> [To do]: What follows is a set of records, each of which is to be written out exactly.

> [Records provided]:
================================
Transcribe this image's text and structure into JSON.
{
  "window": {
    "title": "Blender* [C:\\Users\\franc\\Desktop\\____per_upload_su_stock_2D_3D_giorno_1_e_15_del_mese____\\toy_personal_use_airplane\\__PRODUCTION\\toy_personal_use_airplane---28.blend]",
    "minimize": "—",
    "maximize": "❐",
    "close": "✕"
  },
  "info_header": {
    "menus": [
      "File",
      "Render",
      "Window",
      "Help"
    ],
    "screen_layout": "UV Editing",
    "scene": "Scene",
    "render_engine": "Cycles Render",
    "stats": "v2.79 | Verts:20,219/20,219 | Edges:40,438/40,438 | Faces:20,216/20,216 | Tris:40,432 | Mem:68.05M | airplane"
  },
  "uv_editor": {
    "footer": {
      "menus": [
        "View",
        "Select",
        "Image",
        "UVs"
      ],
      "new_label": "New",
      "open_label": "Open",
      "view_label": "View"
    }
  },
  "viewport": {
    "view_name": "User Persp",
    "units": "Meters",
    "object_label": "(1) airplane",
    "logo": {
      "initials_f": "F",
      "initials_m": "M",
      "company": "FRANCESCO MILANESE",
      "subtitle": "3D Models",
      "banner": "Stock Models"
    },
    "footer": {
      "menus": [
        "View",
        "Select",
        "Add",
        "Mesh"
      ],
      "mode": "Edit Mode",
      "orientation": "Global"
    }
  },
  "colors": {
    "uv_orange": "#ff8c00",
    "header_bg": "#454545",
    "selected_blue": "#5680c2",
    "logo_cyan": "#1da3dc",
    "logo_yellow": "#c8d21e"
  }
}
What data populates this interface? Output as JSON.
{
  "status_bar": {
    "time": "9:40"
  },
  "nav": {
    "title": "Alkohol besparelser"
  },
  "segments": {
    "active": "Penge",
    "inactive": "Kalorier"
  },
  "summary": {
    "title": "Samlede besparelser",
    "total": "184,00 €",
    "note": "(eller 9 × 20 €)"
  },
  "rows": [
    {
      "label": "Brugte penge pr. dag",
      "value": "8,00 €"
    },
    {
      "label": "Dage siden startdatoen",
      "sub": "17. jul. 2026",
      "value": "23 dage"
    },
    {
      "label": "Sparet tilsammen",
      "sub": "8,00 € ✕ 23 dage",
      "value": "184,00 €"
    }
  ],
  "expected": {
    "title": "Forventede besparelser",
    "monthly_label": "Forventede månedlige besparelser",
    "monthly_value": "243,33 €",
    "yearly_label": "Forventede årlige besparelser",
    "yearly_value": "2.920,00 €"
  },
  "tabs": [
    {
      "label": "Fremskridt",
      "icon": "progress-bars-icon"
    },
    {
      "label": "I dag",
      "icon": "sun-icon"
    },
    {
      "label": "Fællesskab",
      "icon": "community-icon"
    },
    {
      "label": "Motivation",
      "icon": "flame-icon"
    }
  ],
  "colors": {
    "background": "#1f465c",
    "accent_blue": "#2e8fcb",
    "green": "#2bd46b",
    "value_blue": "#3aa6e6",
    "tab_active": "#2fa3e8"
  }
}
================================
> [Answer below]:
Transcribe this image's text and structure into JSON.
{
  "window": {
    "title": "Blender* [C:\\Users\\franc\\Desktop\\____per_upload_su_stock_2D_3D_giorno_1_e_15_del_mese____\\toy_personal_use_airplane\\__PRODUCTION\\toy_personal_use_airplane---28.blend]",
    "minimize": "—",
    "maximize": "❐",
    "close": "✕"
  },
  "info_header": {
    "menus": [
      "File",
      "Render",
      "Window",
      "Help"
    ],
    "screen_layout": "UV Editing",
    "scene": "Scene",
    "render_engine": "Cycles Render",
    "stats": "v2.79 | Verts:20,219/20,219 | Edges:40,438/40,438 | Faces:20,216/20,216 | Tris:40,432 | Mem:68.05M | airplane"
  },
  "uv_editor": {
    "footer": {
      "menus": [
        "View",
        "Select",
        "Image",
        "UVs"
      ],
      "new_label": "New",
      "open_label": "Open",
      "view_label": "View"
    }
  },
  "viewport": {
    "view_name": "User Persp",
    "units": "Meters",
    "object_label": "(1) airplane",
    "logo": {
      "initials_f": "F",
      "initials_m": "M",
      "company": "FRANCESCO MILANESE",
      "subtitle": "3D Models",
      "banner": "Stock Models"
    },
    "footer": {
      "menus": [
        "View",
        "Select",
        "Add",
        "Mesh"
      ],
      "mode": "Edit Mode",
      "orientation": "Global"
    }
  },
  "colors": {
    "uv_orange": "#ff8c00",
    "header_bg": "#454545",
    "selected_blue": "#5680c2",
    "logo_cyan": "#1da3dc",
    "logo_yellow": "#c8d21e"
  }
}
What data populates this interface? Output as JSON.
{
  "status_bar": {
    "time": "9:40"
  },
  "nav": {
    "title": "Alkohol besparelser"
  },
  "segments": {
    "active": "Penge",
    "inactive": "Kalorier"
  },
  "summary": {
    "title": "Samlede besparelser",
    "total": "184,00 €",
    "note": "(eller 9 × 20 €)"
  },
  "rows": [
    {
      "label": "Brugte penge pr. dag",
      "value": "8,00 €"
    },
    {
      "label": "Dage siden startdatoen",
      "sub": "17. jul. 2026",
      "value": "23 dage"
    },
    {
      "label": "Sparet tilsammen",
      "sub": "8,00 € ✕ 23 dage",
      "value": "184,00 €"
    }
  ],
  "expected": {
    "title": "Forventede besparelser",
    "monthly_label": "Forventede månedlige besparelser",
    "monthly_value": "243,33 €",
    "yearly_label": "Forventede årlige besparelser",
    "yearly_value": "2.920,00 €"
  },
  "tabs": [
    {
      "label": "Fremskridt",
      "icon": "progress-bars-icon"
    },
    {
      "label": "I dag",
      "icon": "sun-icon"
    },
    {
      "label": "Fællesskab",
      "icon": "community-icon"
    },
    {
      "label": "Motivation",
      "icon": "flame-icon"
    }
  ],
  "colors": {
    "background": "#1f465c",
    "accent_blue": "#2e8fcb",
    "green": "#2bd46b",
    "value_blue": "#3aa6e6",
    "tab_active": "#2fa3e8"
  }
}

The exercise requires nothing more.